Every record below should be written out exactly; pictures stay out.

• [Some records]
[start]

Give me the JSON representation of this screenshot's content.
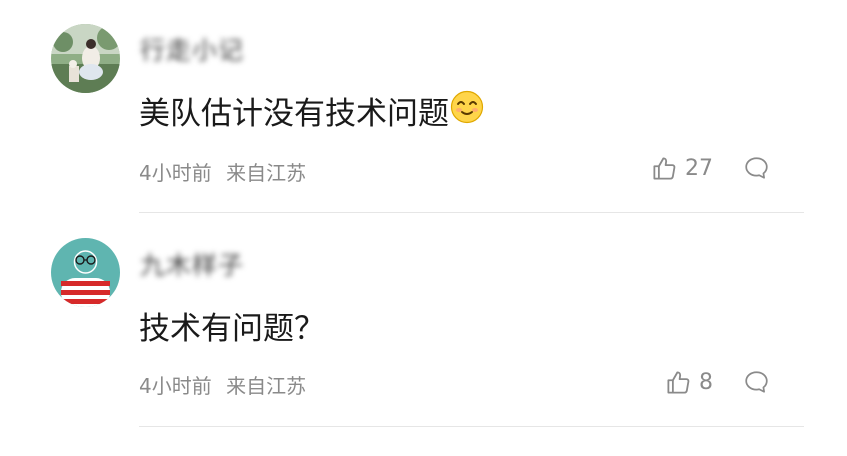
{
  "comments": [
    {
      "username": "行走小记",
      "text": "美队估计没有技术问题",
      "emoji_icon": "wink-face-emoji-icon",
      "time": "4小时前",
      "location": "来自江苏",
      "likes": "27"
    },
    {
      "username": "九木样子",
      "text": "技术有问题？",
      "time": "4小时前",
      "location": "来自江苏",
      "likes": "8"
    }
  ],
  "icons": {
    "like": "thumbs-up-icon",
    "reply": "speech-bubble-icon"
  },
  "colors": {
    "text": "#1a1a1a",
    "meta": "#8a8a8a",
    "divider": "#e6e6e6"
  }
}
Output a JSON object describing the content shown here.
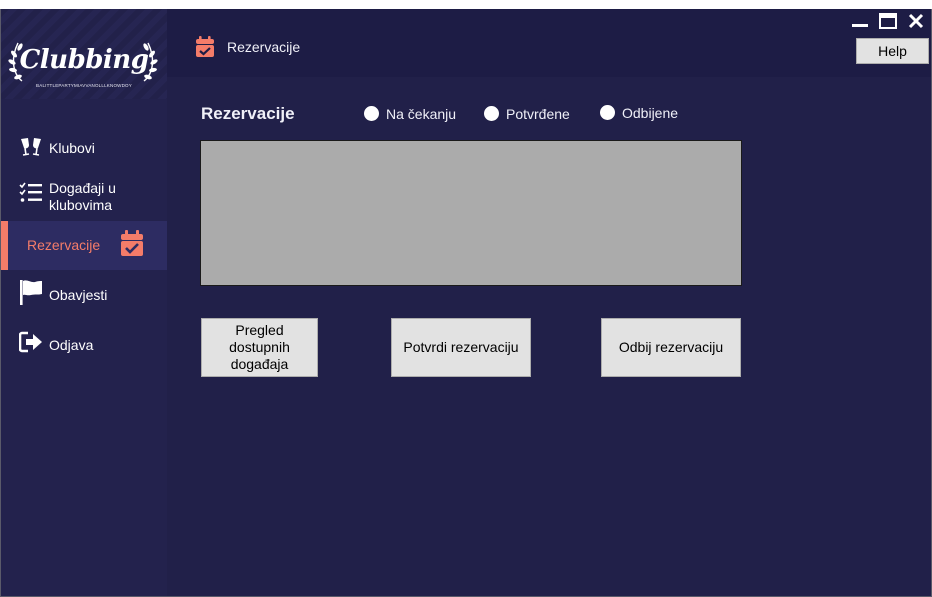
{
  "app": {
    "logo": "Clubbing",
    "logo_sub": "BALITTLEPARTYMIAVVANOLLLKNOWDOY"
  },
  "window": {
    "minimize_icon": "minimize-icon",
    "maximize_icon": "maximize-icon",
    "close_icon": "close-icon",
    "help_label": "Help"
  },
  "header": {
    "title": "Rezervacije",
    "icon": "calendar-check-icon"
  },
  "sidebar": {
    "items": [
      {
        "label": "Klubovi",
        "icon": "cheers-icon"
      },
      {
        "label": "Događaji u klubovima",
        "icon": "checklist-icon"
      },
      {
        "label": "Rezervacije",
        "icon": "calendar-check-icon",
        "active": true
      },
      {
        "label": "Obavjesti",
        "icon": "flag-icon"
      },
      {
        "label": "Odjava",
        "icon": "logout-icon"
      }
    ]
  },
  "main": {
    "title": "Rezervacije",
    "filters": [
      {
        "label": "Na čekanju",
        "checked": false
      },
      {
        "label": "Potvrđene",
        "checked": false
      },
      {
        "label": "Odbijene",
        "checked": false
      }
    ],
    "buttons": {
      "events": "Pregled dostupnih događaja",
      "confirm": "Potvrdi rezervaciju",
      "reject": "Odbij rezervaciju"
    }
  },
  "colors": {
    "background": "#212049",
    "sidebar": "#23224d",
    "header": "#1d1c45",
    "accent": "#f47c69",
    "grid": "#ababab"
  }
}
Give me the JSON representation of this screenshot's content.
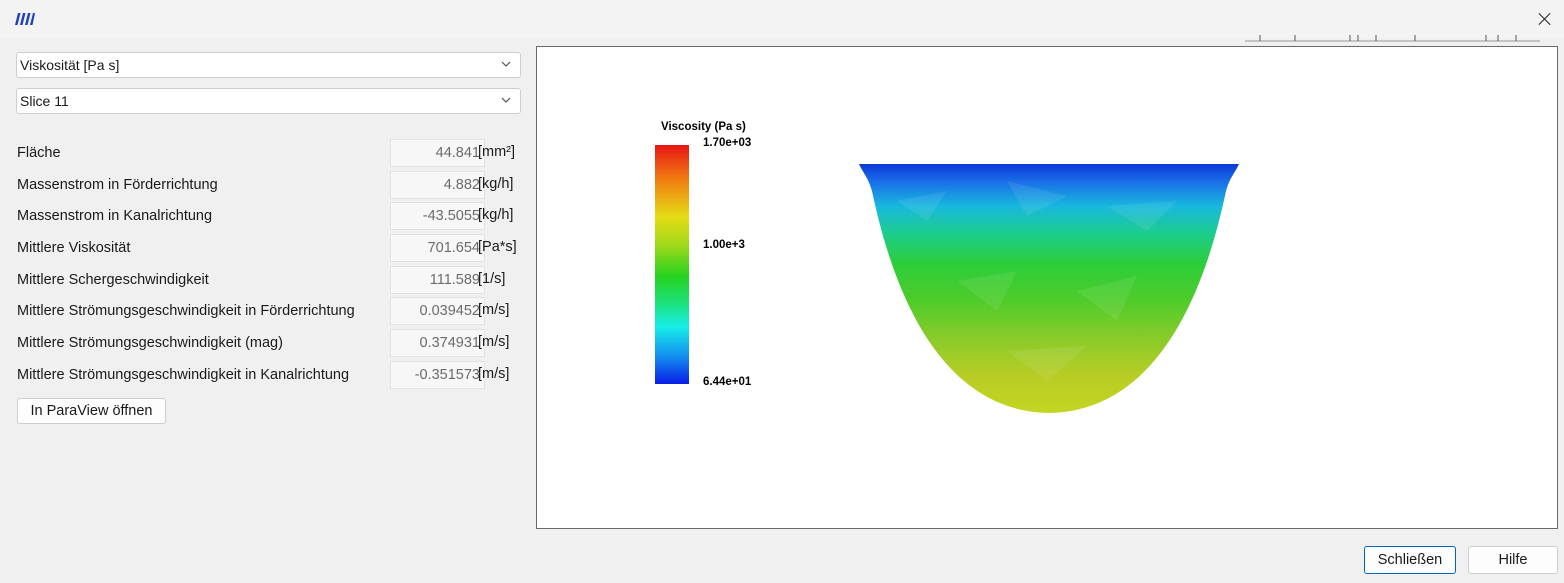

[end]

• [ANSWER TO THE PROBLEM]
Give me the JSON representation of this screenshot's content.
{
  "comments": [
    {
      "username": "行走小记",
      "text": "美队估计没有技术问题",
      "emoji_icon": "wink-face-emoji-icon",
      "time": "4小时前",
      "location": "来自江苏",
      "likes": "27"
    },
    {
      "username": "九木样子",
      "text": "技术有问题？",
      "time": "4小时前",
      "location": "来自江苏",
      "likes": "8"
    }
  ],
  "icons": {
    "like": "thumbs-up-icon",
    "reply": "speech-bubble-icon"
  },
  "colors": {
    "text": "#1a1a1a",
    "meta": "#8a8a8a",
    "divider": "#e6e6e6"
  }
}
Output a JSON object describing the content shown here.
{
  "app": {
    "logo": "Clubbing",
    "logo_sub": "BALITTLEPARTYMIAVVANOLLLKNOWDOY"
  },
  "window": {
    "minimize_icon": "minimize-icon",
    "maximize_icon": "maximize-icon",
    "close_icon": "close-icon",
    "help_label": "Help"
  },
  "header": {
    "title": "Rezervacije",
    "icon": "calendar-check-icon"
  },
  "sidebar": {
    "items": [
      {
        "label": "Klubovi",
        "icon": "cheers-icon"
      },
      {
        "label": "Događaji u klubovima",
        "icon": "checklist-icon"
      },
      {
        "label": "Rezervacije",
        "icon": "calendar-check-icon",
        "active": true
      },
      {
        "label": "Obavjesti",
        "icon": "flag-icon"
      },
      {
        "label": "Odjava",
        "icon": "logout-icon"
      }
    ]
  },
  "main": {
    "title": "Rezervacije",
    "filters": [
      {
        "label": "Na čekanju",
        "checked": false
      },
      {
        "label": "Potvrđene",
        "checked": false
      },
      {
        "label": "Odbijene",
        "checked": false
      }
    ],
    "buttons": {
      "events": "Pregled dostupnih događaja",
      "confirm": "Potvrdi rezervaciju",
      "reject": "Odbij rezervaciju"
    }
  },
  "colors": {
    "background": "#212049",
    "sidebar": "#23224d",
    "header": "#1d1c45",
    "accent": "#f47c69",
    "grid": "#ababab"
  }
}
Give me the JSON representation of this screenshot's content.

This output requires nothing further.